Data records
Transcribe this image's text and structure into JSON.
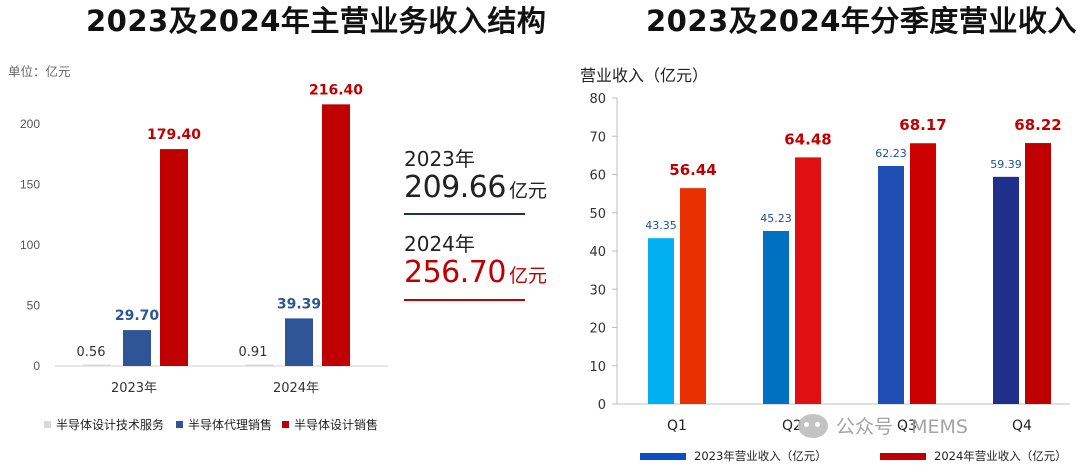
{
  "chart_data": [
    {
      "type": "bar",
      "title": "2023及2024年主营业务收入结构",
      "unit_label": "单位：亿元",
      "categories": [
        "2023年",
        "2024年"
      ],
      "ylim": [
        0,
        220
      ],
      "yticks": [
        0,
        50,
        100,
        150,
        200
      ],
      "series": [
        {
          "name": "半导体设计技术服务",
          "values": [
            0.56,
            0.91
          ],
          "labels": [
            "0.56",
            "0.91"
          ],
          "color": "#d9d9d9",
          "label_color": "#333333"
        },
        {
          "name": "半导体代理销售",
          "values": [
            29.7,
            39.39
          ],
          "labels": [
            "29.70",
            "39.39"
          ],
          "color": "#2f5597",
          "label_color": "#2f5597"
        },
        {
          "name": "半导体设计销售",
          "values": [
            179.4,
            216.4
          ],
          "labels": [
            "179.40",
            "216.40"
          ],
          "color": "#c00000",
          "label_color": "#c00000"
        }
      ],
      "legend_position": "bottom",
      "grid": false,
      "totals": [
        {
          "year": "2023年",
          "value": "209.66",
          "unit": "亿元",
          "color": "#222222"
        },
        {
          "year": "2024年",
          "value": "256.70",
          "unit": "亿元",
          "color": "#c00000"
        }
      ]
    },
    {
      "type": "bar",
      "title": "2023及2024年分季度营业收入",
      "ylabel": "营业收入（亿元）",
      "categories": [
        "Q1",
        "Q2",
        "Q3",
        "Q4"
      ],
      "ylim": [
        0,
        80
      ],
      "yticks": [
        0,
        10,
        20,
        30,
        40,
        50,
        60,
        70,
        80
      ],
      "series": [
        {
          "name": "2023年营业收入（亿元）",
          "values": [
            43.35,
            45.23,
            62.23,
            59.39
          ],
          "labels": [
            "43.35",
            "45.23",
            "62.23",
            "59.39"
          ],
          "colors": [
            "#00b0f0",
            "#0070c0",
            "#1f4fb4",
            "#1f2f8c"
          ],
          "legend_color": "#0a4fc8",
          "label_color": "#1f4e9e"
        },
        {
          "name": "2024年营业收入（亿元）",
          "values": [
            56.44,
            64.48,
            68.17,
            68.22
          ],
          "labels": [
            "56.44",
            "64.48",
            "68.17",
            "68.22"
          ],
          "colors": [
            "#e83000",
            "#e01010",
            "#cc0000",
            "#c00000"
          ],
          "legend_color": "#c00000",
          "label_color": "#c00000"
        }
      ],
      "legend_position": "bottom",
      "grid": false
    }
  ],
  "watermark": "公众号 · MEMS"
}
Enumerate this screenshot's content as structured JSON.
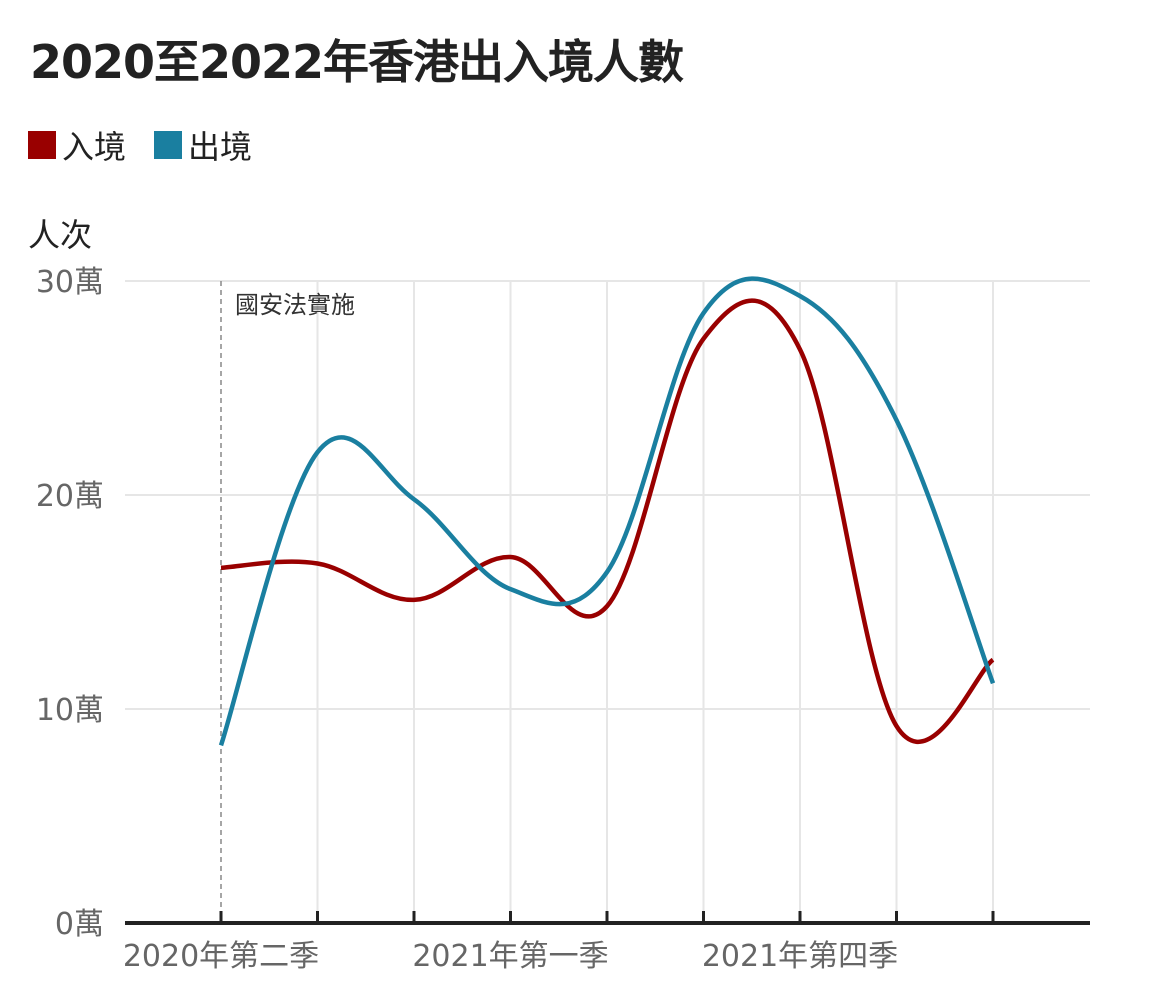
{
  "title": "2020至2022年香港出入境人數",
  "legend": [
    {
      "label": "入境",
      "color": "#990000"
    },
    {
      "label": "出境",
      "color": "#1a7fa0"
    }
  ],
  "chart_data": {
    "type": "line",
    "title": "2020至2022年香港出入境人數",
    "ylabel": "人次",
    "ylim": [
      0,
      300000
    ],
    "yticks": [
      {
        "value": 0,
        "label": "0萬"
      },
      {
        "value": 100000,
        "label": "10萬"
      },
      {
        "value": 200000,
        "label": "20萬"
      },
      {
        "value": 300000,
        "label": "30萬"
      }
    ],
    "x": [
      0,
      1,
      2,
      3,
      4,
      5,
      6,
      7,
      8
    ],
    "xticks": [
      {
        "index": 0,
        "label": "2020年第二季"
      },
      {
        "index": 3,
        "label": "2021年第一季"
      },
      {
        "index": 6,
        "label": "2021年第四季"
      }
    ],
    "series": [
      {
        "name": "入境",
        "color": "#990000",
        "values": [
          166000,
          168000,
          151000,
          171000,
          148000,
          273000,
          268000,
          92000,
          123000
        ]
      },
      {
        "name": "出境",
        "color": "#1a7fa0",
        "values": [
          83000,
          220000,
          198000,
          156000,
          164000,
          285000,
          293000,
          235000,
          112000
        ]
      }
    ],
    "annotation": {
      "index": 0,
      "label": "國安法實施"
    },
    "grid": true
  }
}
==
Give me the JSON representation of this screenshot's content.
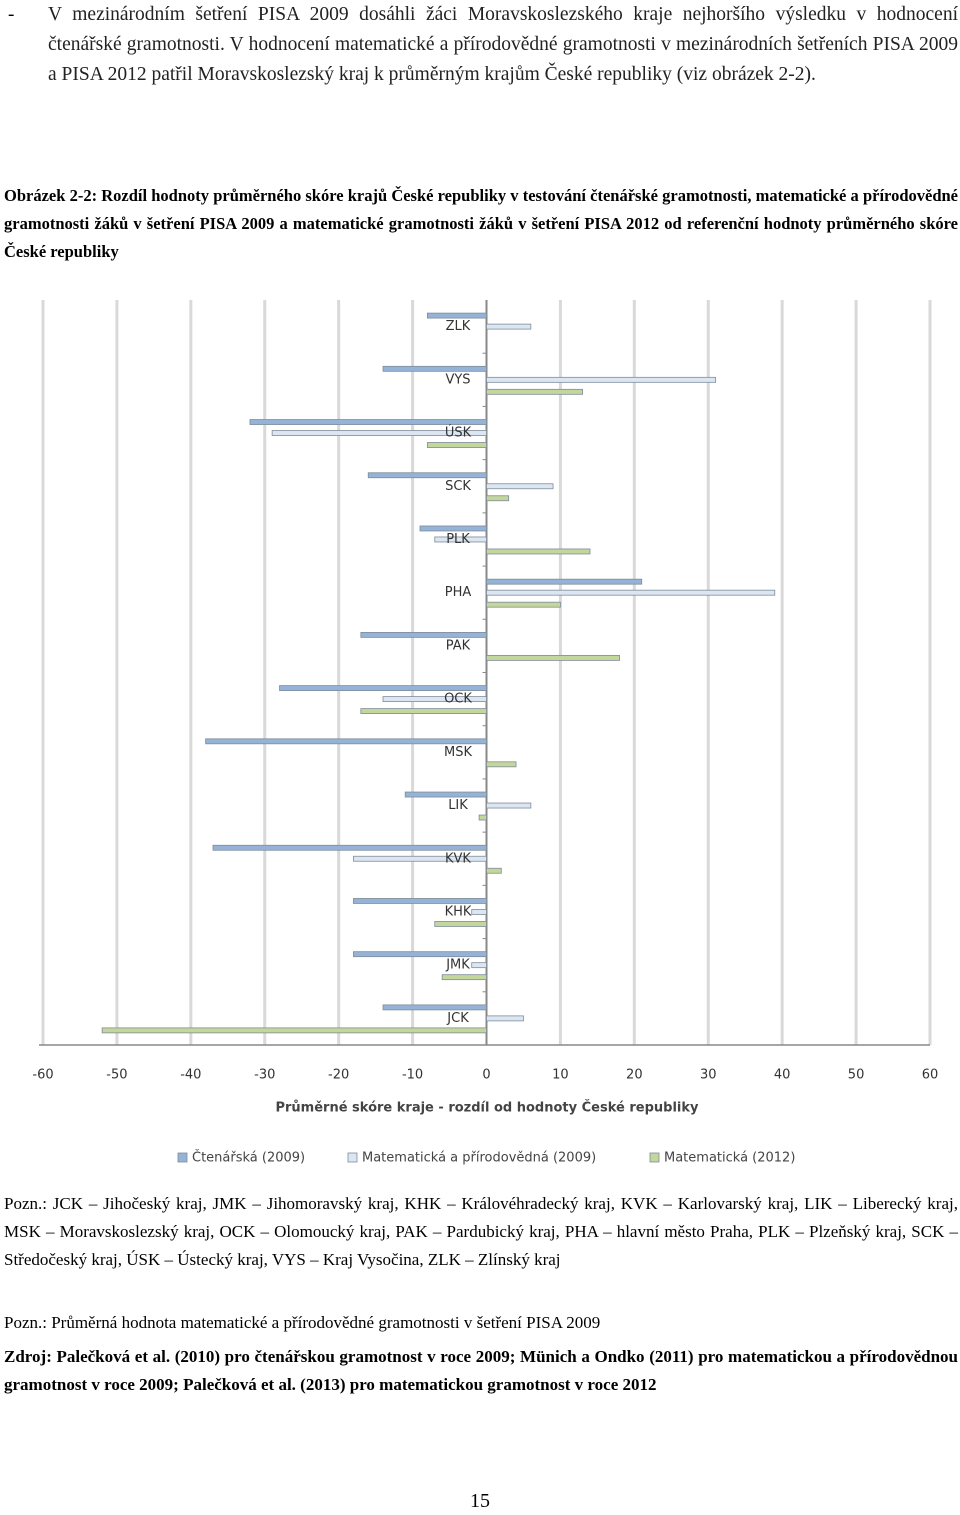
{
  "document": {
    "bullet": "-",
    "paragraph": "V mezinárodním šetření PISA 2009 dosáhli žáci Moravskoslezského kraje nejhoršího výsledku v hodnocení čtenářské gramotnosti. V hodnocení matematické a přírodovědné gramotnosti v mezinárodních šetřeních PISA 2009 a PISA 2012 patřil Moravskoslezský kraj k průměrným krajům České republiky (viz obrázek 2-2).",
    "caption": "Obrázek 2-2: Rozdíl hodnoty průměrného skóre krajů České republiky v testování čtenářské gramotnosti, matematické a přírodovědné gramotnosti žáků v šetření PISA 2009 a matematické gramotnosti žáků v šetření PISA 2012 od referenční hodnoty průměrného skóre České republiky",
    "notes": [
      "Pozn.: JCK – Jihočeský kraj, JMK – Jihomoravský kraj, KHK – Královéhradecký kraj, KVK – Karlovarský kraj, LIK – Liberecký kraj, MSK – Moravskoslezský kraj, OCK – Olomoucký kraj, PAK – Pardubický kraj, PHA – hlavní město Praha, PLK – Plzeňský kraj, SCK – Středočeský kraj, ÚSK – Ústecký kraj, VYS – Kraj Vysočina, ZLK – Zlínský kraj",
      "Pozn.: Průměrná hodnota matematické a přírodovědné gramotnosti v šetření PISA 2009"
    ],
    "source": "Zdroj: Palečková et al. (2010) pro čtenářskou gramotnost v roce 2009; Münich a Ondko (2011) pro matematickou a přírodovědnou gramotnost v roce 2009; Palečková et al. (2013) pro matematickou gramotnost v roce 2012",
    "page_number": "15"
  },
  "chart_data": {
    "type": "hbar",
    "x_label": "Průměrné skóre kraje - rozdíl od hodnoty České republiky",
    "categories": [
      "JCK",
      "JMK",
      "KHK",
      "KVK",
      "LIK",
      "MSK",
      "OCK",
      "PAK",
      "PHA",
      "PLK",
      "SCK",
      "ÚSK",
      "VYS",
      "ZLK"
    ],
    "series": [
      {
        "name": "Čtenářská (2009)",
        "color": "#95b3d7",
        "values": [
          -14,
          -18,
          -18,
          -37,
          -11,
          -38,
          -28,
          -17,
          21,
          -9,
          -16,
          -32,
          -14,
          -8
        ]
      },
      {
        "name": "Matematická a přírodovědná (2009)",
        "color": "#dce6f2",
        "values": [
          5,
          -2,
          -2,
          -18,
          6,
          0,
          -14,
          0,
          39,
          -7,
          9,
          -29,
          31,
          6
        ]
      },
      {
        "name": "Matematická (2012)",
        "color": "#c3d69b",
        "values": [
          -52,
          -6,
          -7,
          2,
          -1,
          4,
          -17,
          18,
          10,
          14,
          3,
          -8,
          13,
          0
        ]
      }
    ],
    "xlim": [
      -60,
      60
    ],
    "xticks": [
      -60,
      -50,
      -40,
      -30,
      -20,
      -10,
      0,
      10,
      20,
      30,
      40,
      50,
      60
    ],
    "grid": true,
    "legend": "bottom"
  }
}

Problem details — Find the number of lines in which the word "Moravskoslezský" occurs, and write nothing but that number.

Final result — 2